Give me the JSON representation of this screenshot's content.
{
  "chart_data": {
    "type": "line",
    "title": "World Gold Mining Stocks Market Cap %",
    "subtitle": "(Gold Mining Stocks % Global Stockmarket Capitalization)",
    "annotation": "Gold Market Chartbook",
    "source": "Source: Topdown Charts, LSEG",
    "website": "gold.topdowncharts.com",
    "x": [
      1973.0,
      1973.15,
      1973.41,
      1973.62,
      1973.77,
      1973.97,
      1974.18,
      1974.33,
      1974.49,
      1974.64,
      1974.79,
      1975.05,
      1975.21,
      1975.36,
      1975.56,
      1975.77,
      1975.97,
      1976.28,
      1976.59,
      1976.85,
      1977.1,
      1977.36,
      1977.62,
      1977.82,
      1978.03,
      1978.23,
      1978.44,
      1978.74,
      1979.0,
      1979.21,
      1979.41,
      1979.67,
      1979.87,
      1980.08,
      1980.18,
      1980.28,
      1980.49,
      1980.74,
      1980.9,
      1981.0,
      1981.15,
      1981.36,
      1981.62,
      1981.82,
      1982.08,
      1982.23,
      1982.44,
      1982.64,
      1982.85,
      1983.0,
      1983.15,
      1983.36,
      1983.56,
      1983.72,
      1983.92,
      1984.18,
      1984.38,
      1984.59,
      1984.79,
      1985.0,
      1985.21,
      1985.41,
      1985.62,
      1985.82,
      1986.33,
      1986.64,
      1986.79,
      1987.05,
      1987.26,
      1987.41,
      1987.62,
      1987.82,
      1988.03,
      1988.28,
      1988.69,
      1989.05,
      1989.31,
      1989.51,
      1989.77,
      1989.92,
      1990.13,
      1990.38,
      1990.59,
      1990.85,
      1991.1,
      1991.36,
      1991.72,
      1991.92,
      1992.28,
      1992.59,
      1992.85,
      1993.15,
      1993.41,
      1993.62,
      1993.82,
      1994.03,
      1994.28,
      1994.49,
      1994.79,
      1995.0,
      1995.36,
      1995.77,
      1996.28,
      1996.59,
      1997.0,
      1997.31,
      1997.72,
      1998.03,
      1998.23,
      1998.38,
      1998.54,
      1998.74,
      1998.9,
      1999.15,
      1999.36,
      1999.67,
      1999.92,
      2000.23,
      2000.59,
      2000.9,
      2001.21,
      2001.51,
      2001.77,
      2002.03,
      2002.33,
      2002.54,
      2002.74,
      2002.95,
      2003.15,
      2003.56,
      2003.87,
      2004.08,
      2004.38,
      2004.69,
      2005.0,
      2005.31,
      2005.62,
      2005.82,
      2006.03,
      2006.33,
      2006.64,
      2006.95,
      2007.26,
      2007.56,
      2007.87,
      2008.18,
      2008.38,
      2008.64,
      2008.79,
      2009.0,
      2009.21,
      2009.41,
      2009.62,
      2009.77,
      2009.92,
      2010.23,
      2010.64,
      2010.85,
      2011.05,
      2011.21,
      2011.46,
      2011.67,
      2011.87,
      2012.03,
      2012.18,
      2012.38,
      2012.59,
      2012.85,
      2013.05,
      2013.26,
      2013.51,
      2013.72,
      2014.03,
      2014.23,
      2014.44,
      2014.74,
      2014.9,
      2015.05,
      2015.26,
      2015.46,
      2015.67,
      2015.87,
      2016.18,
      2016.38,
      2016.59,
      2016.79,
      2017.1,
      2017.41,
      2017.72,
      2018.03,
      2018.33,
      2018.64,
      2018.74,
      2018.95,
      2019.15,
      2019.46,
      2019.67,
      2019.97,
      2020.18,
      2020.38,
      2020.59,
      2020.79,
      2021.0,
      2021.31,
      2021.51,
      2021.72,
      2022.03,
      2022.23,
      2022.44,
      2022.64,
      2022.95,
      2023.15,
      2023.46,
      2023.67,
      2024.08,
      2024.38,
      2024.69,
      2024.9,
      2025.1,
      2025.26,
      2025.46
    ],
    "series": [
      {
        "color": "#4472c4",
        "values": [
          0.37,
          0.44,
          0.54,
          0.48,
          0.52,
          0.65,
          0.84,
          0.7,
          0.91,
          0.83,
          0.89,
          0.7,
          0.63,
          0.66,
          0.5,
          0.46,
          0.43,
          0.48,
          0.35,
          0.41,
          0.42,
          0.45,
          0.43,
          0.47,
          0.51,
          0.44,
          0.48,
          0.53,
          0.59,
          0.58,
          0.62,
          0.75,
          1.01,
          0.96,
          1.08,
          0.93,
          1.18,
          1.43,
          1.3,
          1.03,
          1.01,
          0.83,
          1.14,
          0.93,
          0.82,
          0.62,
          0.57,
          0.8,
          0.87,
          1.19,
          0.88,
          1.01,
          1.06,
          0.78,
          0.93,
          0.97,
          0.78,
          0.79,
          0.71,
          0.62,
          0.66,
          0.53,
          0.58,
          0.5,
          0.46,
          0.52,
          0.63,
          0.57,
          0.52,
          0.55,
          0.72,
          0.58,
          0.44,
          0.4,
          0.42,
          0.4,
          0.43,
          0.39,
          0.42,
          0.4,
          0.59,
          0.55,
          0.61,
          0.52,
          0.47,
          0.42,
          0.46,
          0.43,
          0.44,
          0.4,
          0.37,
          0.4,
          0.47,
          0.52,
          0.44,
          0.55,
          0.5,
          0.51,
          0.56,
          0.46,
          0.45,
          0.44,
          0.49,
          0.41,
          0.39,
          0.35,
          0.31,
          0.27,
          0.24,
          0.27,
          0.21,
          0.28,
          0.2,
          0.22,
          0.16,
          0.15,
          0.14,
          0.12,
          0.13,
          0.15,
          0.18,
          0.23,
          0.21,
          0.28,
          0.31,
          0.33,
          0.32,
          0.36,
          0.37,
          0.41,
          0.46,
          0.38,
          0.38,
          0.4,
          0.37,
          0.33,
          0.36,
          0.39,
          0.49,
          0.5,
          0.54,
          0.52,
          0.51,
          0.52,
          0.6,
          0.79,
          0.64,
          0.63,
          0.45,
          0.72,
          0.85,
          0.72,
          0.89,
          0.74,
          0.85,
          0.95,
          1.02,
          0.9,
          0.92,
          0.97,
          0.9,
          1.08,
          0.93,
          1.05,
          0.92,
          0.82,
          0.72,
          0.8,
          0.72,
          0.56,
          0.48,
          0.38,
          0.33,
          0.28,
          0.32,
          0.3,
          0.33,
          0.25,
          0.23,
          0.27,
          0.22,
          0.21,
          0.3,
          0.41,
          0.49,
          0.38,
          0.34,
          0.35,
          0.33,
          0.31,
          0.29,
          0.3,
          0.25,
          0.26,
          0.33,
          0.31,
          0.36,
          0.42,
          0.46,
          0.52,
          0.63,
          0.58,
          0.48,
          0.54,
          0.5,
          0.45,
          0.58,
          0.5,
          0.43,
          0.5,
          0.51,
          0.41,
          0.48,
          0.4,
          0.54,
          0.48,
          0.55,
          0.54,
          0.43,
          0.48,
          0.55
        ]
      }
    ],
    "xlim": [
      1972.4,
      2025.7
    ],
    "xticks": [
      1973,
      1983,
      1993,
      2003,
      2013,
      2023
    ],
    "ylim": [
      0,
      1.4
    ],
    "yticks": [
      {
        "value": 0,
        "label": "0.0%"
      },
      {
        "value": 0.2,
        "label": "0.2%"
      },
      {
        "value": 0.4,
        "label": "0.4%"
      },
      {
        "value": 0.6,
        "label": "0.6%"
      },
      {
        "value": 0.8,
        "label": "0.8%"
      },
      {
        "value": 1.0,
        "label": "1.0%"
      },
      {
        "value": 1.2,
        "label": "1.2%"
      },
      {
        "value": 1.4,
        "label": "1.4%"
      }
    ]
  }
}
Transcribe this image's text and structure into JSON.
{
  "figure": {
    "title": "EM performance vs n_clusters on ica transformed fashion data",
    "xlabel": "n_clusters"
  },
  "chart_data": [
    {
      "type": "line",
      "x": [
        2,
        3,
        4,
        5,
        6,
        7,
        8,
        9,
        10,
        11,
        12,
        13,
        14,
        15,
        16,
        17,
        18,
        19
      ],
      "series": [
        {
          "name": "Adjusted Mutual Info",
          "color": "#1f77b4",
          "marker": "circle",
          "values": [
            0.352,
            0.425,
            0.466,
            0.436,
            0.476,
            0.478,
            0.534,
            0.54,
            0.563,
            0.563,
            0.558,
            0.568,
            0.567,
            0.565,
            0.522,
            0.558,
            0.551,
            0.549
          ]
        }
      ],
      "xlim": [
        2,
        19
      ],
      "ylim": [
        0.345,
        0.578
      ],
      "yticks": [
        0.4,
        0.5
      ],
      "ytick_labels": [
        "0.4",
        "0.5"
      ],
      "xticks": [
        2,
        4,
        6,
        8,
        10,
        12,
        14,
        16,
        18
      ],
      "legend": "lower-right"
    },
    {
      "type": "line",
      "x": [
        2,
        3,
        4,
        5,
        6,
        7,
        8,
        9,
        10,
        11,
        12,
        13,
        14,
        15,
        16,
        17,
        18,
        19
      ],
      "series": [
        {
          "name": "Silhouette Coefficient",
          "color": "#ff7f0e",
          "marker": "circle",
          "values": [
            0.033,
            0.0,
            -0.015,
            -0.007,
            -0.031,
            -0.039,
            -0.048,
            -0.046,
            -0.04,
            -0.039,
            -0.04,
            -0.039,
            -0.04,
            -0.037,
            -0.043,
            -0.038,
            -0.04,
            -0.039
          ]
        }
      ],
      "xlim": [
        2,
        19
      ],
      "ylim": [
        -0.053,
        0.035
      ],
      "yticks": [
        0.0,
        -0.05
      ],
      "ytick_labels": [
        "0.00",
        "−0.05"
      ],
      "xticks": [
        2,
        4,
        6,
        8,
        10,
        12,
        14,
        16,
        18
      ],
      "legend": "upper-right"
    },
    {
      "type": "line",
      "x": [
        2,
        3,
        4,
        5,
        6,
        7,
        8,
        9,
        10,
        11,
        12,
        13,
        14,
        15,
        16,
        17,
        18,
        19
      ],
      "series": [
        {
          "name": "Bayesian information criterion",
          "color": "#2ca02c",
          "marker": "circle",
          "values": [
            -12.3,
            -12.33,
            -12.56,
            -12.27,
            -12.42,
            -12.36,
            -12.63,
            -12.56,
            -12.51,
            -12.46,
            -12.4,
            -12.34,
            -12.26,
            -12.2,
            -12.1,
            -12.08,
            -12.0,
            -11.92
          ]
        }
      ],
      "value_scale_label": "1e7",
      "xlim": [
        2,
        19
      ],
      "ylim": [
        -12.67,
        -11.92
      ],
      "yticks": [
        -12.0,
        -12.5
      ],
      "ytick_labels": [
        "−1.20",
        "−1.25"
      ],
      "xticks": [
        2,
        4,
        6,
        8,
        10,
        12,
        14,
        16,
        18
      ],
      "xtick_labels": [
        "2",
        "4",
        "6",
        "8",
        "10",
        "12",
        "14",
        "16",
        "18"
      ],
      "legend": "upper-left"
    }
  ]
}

-*-

### WHAT NEEDS TO BE DONE
Reply with nothing except the number of lines in the listing above that include the string "Stocks".

### WORKED ANSWER
2